[Rows from a figure dataset]
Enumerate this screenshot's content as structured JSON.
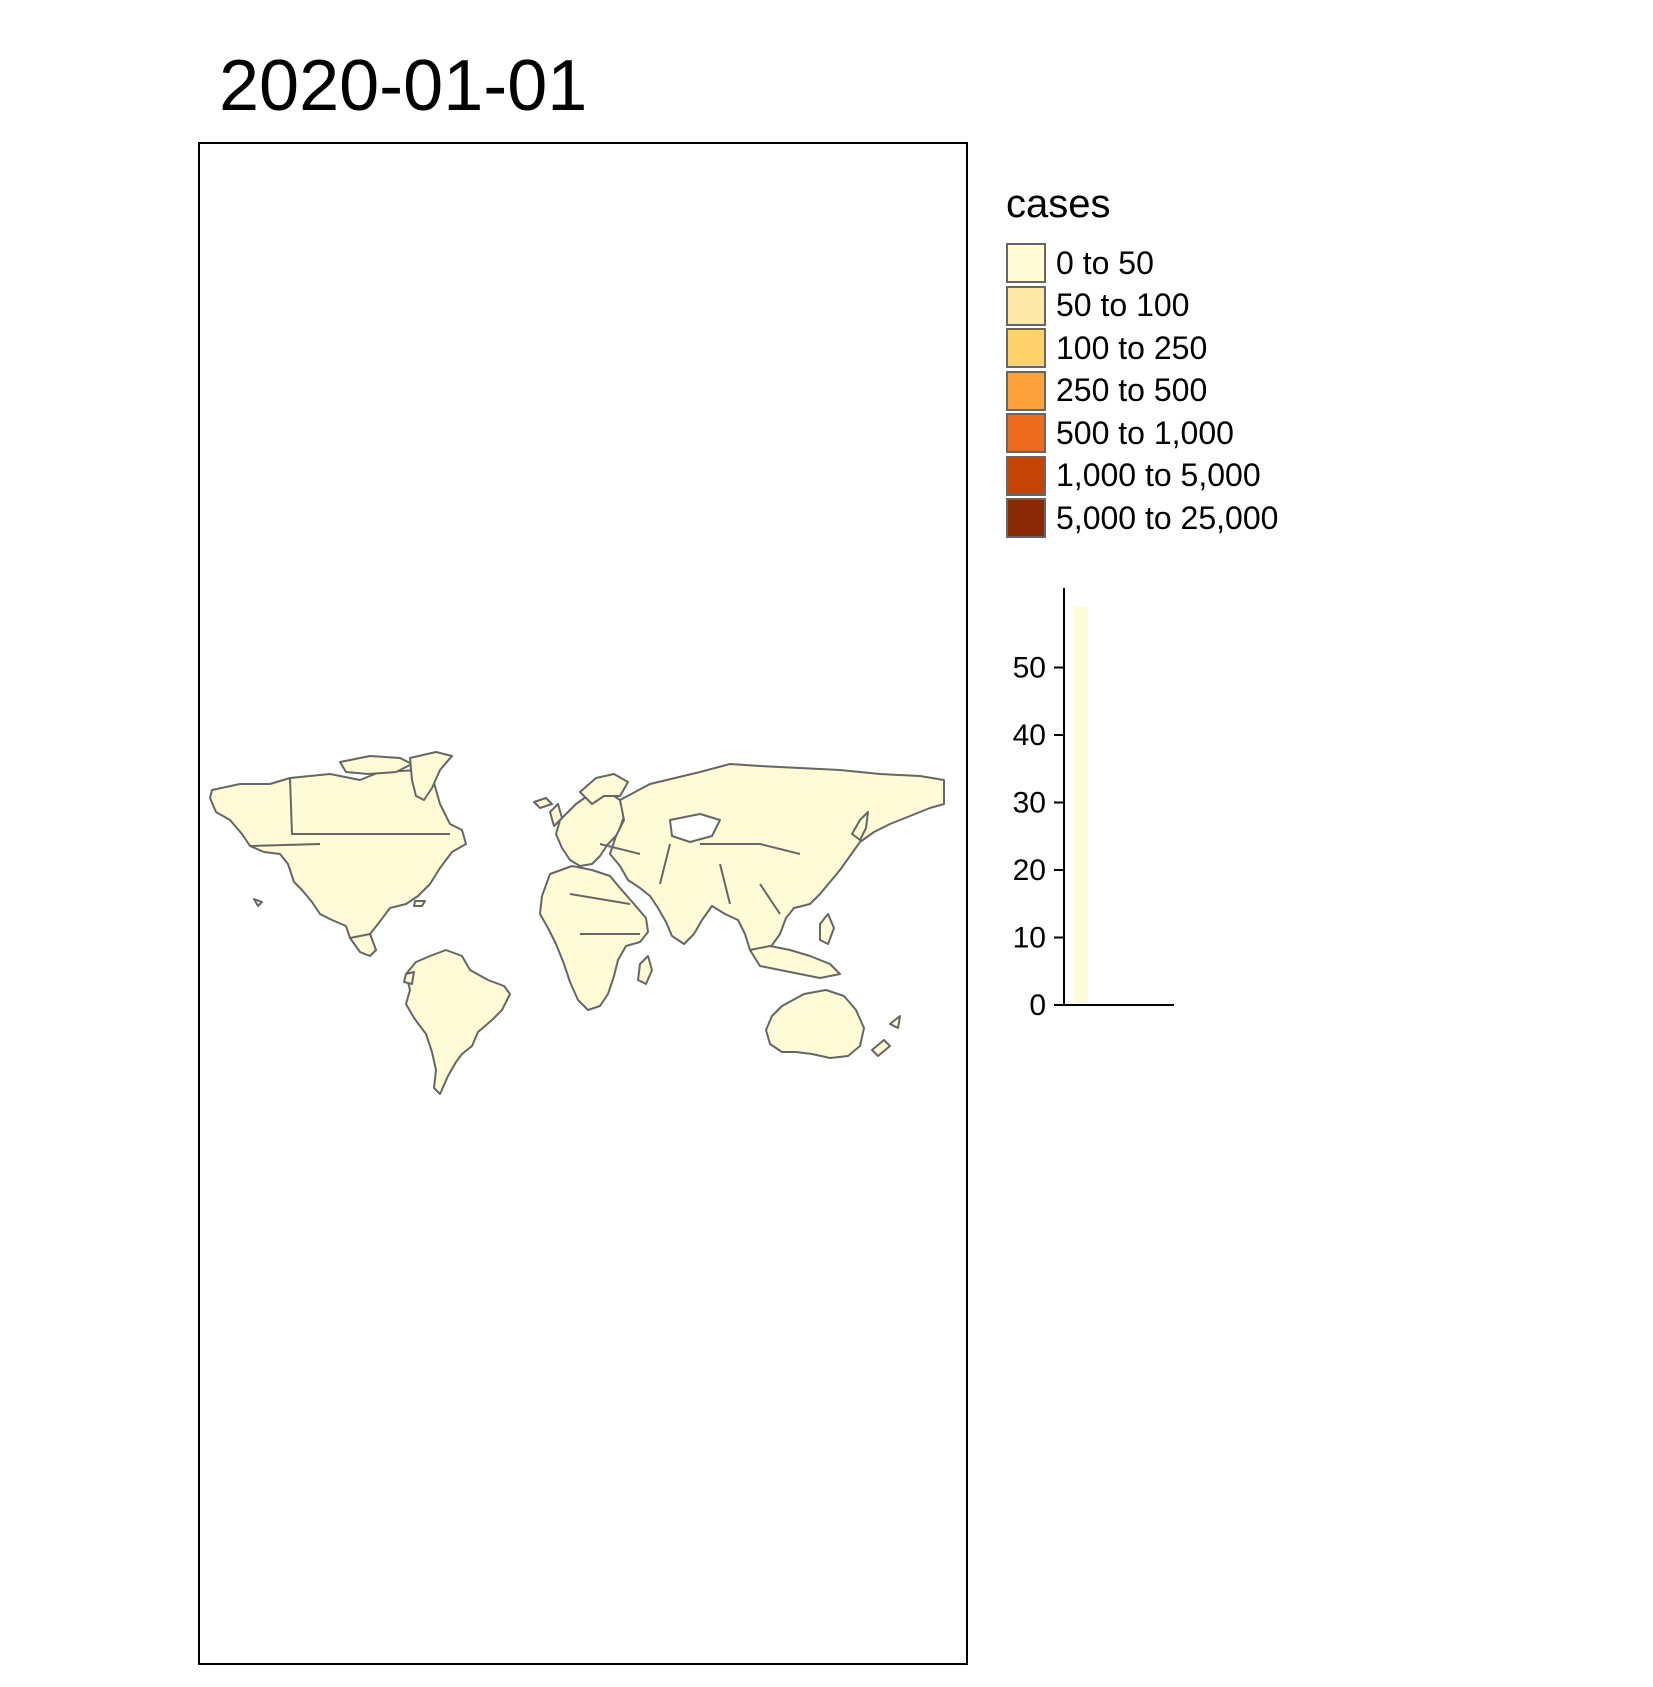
{
  "map": {
    "title": "2020-01-01",
    "fill_color": "#fffbd6",
    "border_color": "#666666",
    "regions": [
      "north-america",
      "greenland",
      "south-america",
      "europe",
      "asia",
      "africa",
      "australia",
      "new-zealand"
    ]
  },
  "legend": {
    "title": "cases",
    "items": [
      {
        "label": "0 to 50",
        "color": "#fffbd6"
      },
      {
        "label": "50 to 100",
        "color": "#fee8a6"
      },
      {
        "label": "100 to 250",
        "color": "#fed16b"
      },
      {
        "label": "250 to 500",
        "color": "#fda13a"
      },
      {
        "label": "500 to 1,000",
        "color": "#ec6b1d"
      },
      {
        "label": "1,000 to 5,000",
        "color": "#c34405"
      },
      {
        "label": "5,000 to 25,000",
        "color": "#8b2b06"
      }
    ]
  },
  "chart_data": {
    "type": "bar",
    "categories": [
      "0 to 50",
      "50 to 100",
      "100 to 250",
      "250 to 500",
      "500 to 1,000",
      "1,000 to 5,000",
      "5,000 to 25,000"
    ],
    "values": [
      59,
      0,
      0,
      0,
      0,
      0,
      0
    ],
    "ylim": [
      0,
      60
    ],
    "yticks": [
      "0",
      "10",
      "20",
      "30",
      "40",
      "50"
    ],
    "bar_color": "#fffbd6"
  }
}
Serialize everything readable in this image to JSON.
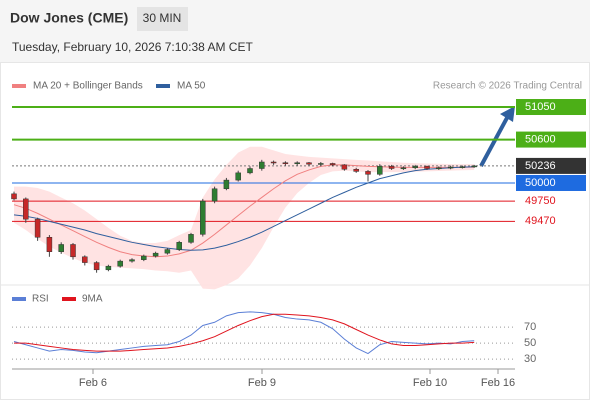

> **What is required**:
Go through the records above, find every line with the word "JSON", and list those lines.

> **Complete answer**:
Enumerate this screenshot's content as structured JSON.
Serialize everything readable in this image to JSON.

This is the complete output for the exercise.